◆ **TAREAS PENDIENTES**:
a) Traduce al inglés esta oración del texto sobre la imagen de Dios: «No es la vista el sentido que necesitamos para ver esta imagen.»
b) Según el texto sobre la imagen de Dios, ¿qué palabra pronunciaban los hebreos cuando escribían el tetragrama?
c) Escribe una continuación del texto sobre la imagen de Dios a partir de su última oración.

◆ **TEXTO DE LA PÁGINA**:
==========

El trasfondo de toda la reflexión anti-idolátrica de la Biblia es el Génesis, en particular los maravillosos versículos sobre Adán creado “a imagen de Dios” (1,27). Si los humanos somos imagen de Dios, significa que, si reducimos a Dios a una imagen inevitablemente equivocada, nos reducimos aún más nosotros mismos, que seríamos la imagen de una imagen reducida. Tener a YHWH allá arriba, en lo alto del cielo, invisible pero parlante, significa mantener altísima la dignidad de las mujeres y de los hombres; y decir que la imagen de Dios que llevamos impresa pertenece al reino del espíritu y del ser, no al del aparecer. Cuando vemos a un hombre, a una mujer o a un niño, no vemos una estatua de Dios, sino una chispa verdadera de su misterio invisible. Aquí lo verdaderamente esencial de la imagen es invisible a los ojos. No es la vista el sentido que necesitamos para ver esta imagen. Es importante el comienzo del salmo: «¡No a nosotros, Señor, no a nosotros! Hazle honor a tu Nombre, por tu lealtad y tu fidelidad» (115,1). Vuelve un tema querido para la Biblia: el del Nombre. Según se iba acercando la era cristiana, los hebreos cada vez pronunciaban menos el nombre de YHWH (Ex 20,7). Escribían el tetragrama (YHWH) pero pronunciaban “Adonai” (Señor). El Nombre de YHWH solo lo pronunciaba el sacerdote en el templo, como mucho, en la fiesta de Kippur. Con la segunda destrucción del templo en el 70 d.C. se perdió también el recuerdo de la pronunciación del Nombre revelado a Moisés. Pero ¿qué hay detrás del Nombre?

==========

◆ **DATOS PROPORCIONADOS**:
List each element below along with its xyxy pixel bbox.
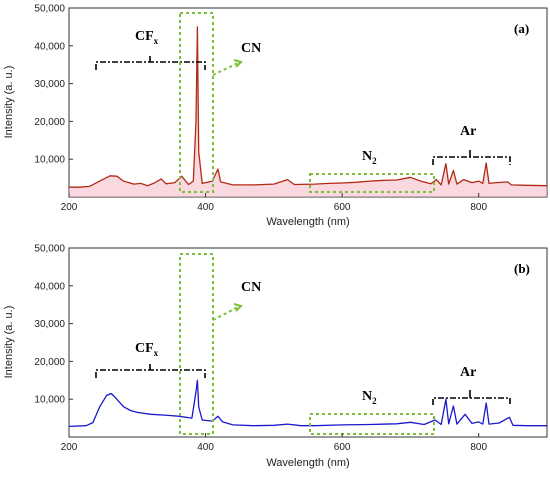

==========

◆ **PROBLEMAS RESUELTOS**:
a) Sight is not the sense we need in order to see this image.

b) Pronunciaban «Adonai» (Señor).

c)
Los exiliados echaban mucho de menos la experiencia que habían tenido de Dios en su patria, cuando YHWH “habitaba” en su templo ahora destruido. Les costó mucho encontrar la experiencia de lo sagrado sin su lugar sagrado. Pero este enorme esfuerzo generó más cosas extraordinarias. En primer lugar, la ausencia del templo sagrado inventó el tiempo sagrado: nació el Shabbat. El tiempo se hizo más importante que el espacio. El Shabbat se convirtió en el templo del tiempo, y sigue siendo una de las mayores profecías de la Biblia – sin una nueva cultura del Shabbat no saldremos de las crisis ambientales y sociales del capitalismo, que es el anti-Shabbat. Allí descubrieron también una nueva dimensión del Nombre, que aprendieron gracias a los profetas centinelas del exilio (Ezequiel resuena mucho en el salmo 115: «Pero actué por respeto a mi Nombre»: Ez 20,9).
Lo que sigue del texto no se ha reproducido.